# WHAT NEEDS TO BE DONE:
Separate out the lines that hold "Interval".
— START ITEMS —
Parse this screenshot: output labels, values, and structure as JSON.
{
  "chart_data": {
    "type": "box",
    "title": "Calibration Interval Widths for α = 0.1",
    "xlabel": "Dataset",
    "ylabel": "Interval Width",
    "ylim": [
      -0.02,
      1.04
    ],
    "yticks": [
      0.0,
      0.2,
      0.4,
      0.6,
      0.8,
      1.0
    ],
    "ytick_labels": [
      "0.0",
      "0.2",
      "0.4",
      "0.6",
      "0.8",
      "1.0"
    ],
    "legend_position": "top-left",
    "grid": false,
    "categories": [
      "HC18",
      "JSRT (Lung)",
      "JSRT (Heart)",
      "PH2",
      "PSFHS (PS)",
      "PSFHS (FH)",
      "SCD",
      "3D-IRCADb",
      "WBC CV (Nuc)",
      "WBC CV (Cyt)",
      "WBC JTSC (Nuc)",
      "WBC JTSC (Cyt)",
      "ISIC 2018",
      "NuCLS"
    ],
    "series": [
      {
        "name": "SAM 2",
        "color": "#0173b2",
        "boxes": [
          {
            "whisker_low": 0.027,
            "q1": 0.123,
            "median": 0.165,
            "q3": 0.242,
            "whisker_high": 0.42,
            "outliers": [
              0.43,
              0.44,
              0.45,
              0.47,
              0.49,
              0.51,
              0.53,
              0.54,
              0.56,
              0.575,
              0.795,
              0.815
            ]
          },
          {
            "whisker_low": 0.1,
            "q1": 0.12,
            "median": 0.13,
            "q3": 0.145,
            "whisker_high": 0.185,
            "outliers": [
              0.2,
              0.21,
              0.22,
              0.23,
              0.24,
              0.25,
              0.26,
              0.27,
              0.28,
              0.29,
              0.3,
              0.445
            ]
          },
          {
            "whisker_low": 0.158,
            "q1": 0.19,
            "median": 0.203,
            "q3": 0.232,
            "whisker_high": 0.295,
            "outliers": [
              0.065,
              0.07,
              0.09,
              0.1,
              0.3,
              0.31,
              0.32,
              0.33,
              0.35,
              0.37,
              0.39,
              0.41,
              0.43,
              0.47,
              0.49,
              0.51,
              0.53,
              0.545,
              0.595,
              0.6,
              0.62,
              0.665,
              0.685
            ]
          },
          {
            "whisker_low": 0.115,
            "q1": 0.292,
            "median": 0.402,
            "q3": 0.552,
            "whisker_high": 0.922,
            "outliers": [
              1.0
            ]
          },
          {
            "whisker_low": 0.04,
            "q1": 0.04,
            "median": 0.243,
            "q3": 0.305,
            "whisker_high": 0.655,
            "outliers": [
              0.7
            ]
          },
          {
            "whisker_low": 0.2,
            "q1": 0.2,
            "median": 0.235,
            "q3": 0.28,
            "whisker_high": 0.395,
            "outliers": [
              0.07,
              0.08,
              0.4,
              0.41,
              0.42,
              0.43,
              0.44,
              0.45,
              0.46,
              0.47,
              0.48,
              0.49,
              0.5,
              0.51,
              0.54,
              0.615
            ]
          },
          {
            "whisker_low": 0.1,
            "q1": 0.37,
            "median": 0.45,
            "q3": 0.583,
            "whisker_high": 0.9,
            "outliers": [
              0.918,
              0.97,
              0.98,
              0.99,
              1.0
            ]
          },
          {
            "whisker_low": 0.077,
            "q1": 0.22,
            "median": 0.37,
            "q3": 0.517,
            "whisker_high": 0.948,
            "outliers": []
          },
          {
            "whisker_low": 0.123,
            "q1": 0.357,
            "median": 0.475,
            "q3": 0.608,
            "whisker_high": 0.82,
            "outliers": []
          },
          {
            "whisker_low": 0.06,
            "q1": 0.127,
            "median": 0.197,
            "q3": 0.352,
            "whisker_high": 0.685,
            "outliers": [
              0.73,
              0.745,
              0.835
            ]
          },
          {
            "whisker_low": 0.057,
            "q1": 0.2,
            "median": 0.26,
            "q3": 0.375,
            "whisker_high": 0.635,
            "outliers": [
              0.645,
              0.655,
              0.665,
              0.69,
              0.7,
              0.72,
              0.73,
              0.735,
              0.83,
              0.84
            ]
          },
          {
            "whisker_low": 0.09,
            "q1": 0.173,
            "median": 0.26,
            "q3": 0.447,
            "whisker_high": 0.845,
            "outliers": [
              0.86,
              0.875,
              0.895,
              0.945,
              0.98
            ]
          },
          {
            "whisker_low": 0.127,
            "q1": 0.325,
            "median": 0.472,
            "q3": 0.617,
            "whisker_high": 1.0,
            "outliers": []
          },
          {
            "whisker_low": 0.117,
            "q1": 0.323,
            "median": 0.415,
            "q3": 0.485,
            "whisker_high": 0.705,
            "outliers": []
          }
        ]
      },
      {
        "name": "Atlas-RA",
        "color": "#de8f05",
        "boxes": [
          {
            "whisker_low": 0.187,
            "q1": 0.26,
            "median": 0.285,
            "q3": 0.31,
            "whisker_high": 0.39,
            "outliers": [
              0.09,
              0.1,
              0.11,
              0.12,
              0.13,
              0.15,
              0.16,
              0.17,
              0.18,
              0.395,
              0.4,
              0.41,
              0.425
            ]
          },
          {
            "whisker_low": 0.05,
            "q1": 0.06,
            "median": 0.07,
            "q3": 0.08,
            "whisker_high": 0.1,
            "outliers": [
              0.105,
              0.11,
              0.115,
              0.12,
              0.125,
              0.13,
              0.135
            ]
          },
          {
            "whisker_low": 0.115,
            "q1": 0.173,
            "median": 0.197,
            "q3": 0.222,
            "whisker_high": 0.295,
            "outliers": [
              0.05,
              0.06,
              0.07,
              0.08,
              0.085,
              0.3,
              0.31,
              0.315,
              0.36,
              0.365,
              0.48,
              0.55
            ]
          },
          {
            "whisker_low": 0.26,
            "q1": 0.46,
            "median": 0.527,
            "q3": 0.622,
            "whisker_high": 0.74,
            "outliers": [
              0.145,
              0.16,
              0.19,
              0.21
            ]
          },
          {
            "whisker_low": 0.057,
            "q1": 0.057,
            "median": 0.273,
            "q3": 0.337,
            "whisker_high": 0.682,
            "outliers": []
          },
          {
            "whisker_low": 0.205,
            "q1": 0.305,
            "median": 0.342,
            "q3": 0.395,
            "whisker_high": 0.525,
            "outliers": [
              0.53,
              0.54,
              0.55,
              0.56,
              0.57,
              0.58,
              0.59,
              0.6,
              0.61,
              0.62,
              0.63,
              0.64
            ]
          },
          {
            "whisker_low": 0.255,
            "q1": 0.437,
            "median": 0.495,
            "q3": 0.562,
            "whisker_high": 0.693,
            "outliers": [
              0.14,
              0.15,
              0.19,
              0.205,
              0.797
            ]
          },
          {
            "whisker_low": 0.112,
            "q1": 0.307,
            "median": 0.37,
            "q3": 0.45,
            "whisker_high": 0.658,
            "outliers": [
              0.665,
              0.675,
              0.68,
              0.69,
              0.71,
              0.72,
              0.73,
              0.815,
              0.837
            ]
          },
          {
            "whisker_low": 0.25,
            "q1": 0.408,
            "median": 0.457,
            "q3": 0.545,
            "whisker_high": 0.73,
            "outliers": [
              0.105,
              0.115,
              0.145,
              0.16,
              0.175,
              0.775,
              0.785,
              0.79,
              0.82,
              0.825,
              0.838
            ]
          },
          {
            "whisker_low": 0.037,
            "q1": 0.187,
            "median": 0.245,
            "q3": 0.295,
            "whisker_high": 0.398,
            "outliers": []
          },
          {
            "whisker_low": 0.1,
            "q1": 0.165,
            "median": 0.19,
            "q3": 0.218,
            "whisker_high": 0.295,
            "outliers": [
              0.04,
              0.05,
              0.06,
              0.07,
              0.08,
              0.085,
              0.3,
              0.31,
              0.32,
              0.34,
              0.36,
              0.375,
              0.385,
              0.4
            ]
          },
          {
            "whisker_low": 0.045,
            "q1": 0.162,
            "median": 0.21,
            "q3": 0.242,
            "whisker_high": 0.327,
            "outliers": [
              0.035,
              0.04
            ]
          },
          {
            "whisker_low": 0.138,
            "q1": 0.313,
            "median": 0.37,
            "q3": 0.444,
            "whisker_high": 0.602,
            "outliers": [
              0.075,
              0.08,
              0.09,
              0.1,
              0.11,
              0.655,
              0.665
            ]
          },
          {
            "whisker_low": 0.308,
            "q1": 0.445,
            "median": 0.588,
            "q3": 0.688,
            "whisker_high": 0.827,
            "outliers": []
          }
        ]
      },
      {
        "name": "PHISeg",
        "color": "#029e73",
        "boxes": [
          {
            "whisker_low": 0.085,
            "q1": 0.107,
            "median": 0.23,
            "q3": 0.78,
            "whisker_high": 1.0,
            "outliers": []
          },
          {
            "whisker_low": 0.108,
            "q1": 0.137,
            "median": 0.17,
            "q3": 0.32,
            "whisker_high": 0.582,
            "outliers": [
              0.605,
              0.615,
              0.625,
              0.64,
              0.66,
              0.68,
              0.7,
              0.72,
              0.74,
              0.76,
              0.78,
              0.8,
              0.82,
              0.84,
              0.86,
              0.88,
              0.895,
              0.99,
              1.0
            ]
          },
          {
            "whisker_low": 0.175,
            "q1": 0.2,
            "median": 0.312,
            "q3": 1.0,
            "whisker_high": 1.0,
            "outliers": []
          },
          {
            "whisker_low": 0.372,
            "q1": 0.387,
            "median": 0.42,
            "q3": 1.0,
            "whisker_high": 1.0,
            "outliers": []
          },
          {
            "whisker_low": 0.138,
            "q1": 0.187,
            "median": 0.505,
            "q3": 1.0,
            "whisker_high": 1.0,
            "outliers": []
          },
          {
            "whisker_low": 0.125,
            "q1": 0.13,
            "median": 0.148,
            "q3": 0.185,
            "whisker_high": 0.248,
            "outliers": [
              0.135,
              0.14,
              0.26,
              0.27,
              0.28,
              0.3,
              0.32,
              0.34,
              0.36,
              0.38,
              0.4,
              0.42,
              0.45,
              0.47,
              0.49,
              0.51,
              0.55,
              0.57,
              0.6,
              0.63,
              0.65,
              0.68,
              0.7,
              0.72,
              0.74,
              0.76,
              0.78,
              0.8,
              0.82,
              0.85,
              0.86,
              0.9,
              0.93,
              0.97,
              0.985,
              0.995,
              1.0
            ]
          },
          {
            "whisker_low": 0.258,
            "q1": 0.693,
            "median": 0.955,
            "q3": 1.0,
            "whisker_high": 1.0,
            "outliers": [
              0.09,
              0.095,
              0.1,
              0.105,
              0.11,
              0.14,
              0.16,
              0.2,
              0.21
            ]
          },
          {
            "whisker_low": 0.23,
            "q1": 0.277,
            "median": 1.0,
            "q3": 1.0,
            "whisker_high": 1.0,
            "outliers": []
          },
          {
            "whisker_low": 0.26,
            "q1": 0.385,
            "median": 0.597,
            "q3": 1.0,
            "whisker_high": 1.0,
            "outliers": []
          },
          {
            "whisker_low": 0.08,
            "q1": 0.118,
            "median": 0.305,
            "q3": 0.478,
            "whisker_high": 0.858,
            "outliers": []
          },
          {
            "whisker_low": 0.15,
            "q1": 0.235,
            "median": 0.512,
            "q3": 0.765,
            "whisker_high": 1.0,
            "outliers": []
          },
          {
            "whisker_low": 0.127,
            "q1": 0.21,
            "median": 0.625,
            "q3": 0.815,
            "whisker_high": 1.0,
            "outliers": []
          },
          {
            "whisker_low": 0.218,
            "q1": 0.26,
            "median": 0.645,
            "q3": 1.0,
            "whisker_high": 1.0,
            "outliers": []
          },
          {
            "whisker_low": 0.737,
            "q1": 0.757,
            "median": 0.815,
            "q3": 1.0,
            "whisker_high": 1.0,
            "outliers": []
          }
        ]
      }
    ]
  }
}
— END ITEMS —
# RESULT FOR THIS EXERCISE:
    "title": "Calibration Interval Widths for α = 0.1",
    "ylabel": "Interval Width",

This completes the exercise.